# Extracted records
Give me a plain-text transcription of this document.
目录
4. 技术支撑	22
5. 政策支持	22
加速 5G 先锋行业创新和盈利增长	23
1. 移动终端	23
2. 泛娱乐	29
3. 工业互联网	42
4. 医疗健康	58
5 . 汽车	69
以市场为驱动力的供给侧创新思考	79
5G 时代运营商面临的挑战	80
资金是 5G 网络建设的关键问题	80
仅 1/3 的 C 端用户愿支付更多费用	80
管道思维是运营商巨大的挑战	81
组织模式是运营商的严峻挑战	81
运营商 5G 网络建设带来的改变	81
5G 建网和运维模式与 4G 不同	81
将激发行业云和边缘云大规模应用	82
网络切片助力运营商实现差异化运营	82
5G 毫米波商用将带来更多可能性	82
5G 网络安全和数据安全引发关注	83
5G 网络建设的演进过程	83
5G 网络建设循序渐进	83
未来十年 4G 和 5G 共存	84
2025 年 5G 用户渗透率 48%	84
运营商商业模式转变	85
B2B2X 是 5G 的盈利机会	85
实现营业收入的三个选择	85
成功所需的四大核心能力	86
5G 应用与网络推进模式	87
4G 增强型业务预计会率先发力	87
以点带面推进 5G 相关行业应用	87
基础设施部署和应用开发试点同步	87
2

# Work instructions
Transcribe the entire listing above precisely.

# Solved problem
Give me a plain-text transcription of this document.
目录
4. 技术支撑	22
5. 政策支持	22
加速 5G 先锋行业创新和盈利增长	23
1. 移动终端	23
2. 泛娱乐	29
3. 工业互联网	42
4. 医疗健康	58
5 . 汽车	69
以市场为驱动力的供给侧创新思考	79
5G 时代运营商面临的挑战	80
资金是 5G 网络建设的关键问题	80
仅 1/3 的 C 端用户愿支付更多费用	80
管道思维是运营商巨大的挑战	81
组织模式是运营商的严峻挑战	81
运营商 5G 网络建设带来的改变	81
5G 建网和运维模式与 4G 不同	81
将激发行业云和边缘云大规模应用	82
网络切片助力运营商实现差异化运营	82
5G 毫米波商用将带来更多可能性	82
5G 网络安全和数据安全引发关注	83
5G 网络建设的演进过程	83
5G 网络建设循序渐进	83
未来十年 4G 和 5G 共存	84
2025 年 5G 用户渗透率 48%	84
运营商商业模式转变	85
B2B2X 是 5G 的盈利机会	85
实现营业收入的三个选择	85
成功所需的四大核心能力	86
5G 应用与网络推进模式	87
4G 增强型业务预计会率先发力	87
以点带面推进 5G 相关行业应用	87
基础设施部署和应用开发试点同步	87
2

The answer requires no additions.